## Exercise data:
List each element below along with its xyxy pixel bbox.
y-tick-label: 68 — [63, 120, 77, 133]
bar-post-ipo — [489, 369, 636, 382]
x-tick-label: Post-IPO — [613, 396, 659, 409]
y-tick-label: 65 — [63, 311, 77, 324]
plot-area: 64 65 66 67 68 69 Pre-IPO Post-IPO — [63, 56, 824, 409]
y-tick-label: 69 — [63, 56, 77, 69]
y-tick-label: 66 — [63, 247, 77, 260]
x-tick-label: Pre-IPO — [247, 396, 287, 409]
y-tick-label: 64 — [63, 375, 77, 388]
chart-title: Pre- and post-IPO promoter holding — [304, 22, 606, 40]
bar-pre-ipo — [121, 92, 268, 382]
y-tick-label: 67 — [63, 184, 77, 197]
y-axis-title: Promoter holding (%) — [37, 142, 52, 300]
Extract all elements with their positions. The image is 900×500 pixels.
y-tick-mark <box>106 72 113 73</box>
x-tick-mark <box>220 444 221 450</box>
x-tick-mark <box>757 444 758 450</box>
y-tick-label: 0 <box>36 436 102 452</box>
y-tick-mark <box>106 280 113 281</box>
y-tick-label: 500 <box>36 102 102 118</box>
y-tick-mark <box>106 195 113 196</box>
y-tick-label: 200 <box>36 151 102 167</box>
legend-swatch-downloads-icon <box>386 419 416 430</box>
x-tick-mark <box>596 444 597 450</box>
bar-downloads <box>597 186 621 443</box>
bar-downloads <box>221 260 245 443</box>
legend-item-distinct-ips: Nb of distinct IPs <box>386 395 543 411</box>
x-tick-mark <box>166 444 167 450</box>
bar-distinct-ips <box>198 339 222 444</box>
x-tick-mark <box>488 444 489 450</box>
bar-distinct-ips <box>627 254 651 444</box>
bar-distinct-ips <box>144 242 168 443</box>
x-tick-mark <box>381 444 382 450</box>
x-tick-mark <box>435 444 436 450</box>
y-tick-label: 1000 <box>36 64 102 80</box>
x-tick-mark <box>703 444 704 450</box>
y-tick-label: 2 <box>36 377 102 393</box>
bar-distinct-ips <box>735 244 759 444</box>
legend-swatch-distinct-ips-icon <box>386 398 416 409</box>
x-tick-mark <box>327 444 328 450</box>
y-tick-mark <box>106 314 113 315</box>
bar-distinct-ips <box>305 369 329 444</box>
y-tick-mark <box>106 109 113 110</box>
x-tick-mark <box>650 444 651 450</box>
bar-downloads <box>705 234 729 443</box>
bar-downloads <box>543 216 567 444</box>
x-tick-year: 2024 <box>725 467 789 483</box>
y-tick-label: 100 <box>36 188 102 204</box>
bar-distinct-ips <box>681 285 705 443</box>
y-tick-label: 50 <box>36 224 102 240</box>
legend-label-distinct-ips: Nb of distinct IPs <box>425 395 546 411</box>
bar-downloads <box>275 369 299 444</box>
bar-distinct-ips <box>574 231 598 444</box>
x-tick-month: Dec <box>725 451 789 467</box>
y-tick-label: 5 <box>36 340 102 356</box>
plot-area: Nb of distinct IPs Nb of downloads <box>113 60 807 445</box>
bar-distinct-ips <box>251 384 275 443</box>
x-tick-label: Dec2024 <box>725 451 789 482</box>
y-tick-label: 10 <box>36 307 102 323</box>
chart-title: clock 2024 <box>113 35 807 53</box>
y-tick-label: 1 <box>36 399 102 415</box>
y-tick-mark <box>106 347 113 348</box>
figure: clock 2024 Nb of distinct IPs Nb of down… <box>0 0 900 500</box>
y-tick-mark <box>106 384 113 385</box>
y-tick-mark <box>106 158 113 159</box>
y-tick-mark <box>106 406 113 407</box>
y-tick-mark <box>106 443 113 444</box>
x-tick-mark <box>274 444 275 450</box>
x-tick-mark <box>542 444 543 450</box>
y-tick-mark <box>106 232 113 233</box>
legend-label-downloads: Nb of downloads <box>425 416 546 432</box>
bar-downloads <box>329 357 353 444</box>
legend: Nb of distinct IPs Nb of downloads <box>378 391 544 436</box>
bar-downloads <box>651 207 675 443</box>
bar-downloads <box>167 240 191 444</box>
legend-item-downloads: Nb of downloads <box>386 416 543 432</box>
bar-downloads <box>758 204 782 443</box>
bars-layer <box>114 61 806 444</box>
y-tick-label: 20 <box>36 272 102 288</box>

## Task instructions:
Extract every line of the entries above verbatim, keeping their original order.

## The reply:
List each element below along with its xyxy pixel bbox.
y-tick-label: 68 — [63, 120, 77, 133]
bar-post-ipo — [489, 369, 636, 382]
x-tick-label: Post-IPO — [613, 396, 659, 409]
y-tick-label: 65 — [63, 311, 77, 324]
plot-area: 64 65 66 67 68 69 Pre-IPO Post-IPO — [63, 56, 824, 409]
y-tick-label: 69 — [63, 56, 77, 69]
y-tick-label: 66 — [63, 247, 77, 260]
x-tick-label: Pre-IPO — [247, 396, 287, 409]
y-tick-label: 64 — [63, 375, 77, 388]
chart-title: Pre- and post-IPO promoter holding — [304, 22, 606, 40]
bar-pre-ipo — [121, 92, 268, 382]
y-tick-label: 67 — [63, 184, 77, 197]
y-axis-title: Promoter holding (%) — [37, 142, 52, 300]
Extract all elements with their positions. The image is 900×500 pixels.
y-tick-mark <box>106 72 113 73</box>
x-tick-mark <box>220 444 221 450</box>
x-tick-mark <box>757 444 758 450</box>
y-tick-label: 0 <box>36 436 102 452</box>
y-tick-mark <box>106 280 113 281</box>
y-tick-label: 500 <box>36 102 102 118</box>
y-tick-mark <box>106 195 113 196</box>
y-tick-label: 200 <box>36 151 102 167</box>
legend-swatch-downloads-icon <box>386 419 416 430</box>
x-tick-mark <box>596 444 597 450</box>
bar-downloads <box>597 186 621 443</box>
bar-downloads <box>221 260 245 443</box>
legend-item-distinct-ips: Nb of distinct IPs <box>386 395 543 411</box>
x-tick-mark <box>166 444 167 450</box>
bar-distinct-ips <box>198 339 222 444</box>
x-tick-mark <box>488 444 489 450</box>
bar-distinct-ips <box>627 254 651 444</box>
bar-distinct-ips <box>144 242 168 443</box>
x-tick-mark <box>381 444 382 450</box>
x-tick-mark <box>435 444 436 450</box>
y-tick-label: 1000 <box>36 64 102 80</box>
x-tick-mark <box>703 444 704 450</box>
y-tick-label: 2 <box>36 377 102 393</box>
bar-distinct-ips <box>735 244 759 444</box>
legend-swatch-distinct-ips-icon <box>386 398 416 409</box>
x-tick-mark <box>327 444 328 450</box>
y-tick-mark <box>106 314 113 315</box>
bar-distinct-ips <box>305 369 329 444</box>
y-tick-mark <box>106 109 113 110</box>
x-tick-mark <box>650 444 651 450</box>
bar-downloads <box>705 234 729 443</box>
bar-downloads <box>543 216 567 444</box>
x-tick-year: 2024 <box>725 467 789 483</box>
y-tick-label: 100 <box>36 188 102 204</box>
bar-distinct-ips <box>681 285 705 443</box>
y-tick-label: 50 <box>36 224 102 240</box>
legend-label-distinct-ips: Nb of distinct IPs <box>425 395 546 411</box>
bar-downloads <box>275 369 299 444</box>
bar-distinct-ips <box>574 231 598 444</box>
x-tick-month: Dec <box>725 451 789 467</box>
y-tick-label: 5 <box>36 340 102 356</box>
plot-area: Nb of distinct IPs Nb of downloads <box>113 60 807 445</box>
bar-distinct-ips <box>251 384 275 443</box>
x-tick-label: Dec2024 <box>725 451 789 482</box>
y-tick-label: 10 <box>36 307 102 323</box>
chart-title: clock 2024 <box>113 35 807 53</box>
y-tick-label: 1 <box>36 399 102 415</box>
y-tick-mark <box>106 347 113 348</box>
figure: clock 2024 Nb of distinct IPs Nb of down… <box>0 0 900 500</box>
y-tick-mark <box>106 384 113 385</box>
y-tick-mark <box>106 158 113 159</box>
y-tick-mark <box>106 406 113 407</box>
y-tick-mark <box>106 443 113 444</box>
x-tick-mark <box>274 444 275 450</box>
x-tick-mark <box>542 444 543 450</box>
y-tick-mark <box>106 232 113 233</box>
legend-label-downloads: Nb of downloads <box>425 416 546 432</box>
bar-downloads <box>329 357 353 444</box>
legend: Nb of distinct IPs Nb of downloads <box>378 391 544 436</box>
bar-downloads <box>651 207 675 443</box>
bar-downloads <box>167 240 191 444</box>
legend-item-downloads: Nb of downloads <box>386 416 543 432</box>
bar-downloads <box>758 204 782 443</box>
bars-layer <box>114 61 806 444</box>
y-tick-label: 20 <box>36 272 102 288</box>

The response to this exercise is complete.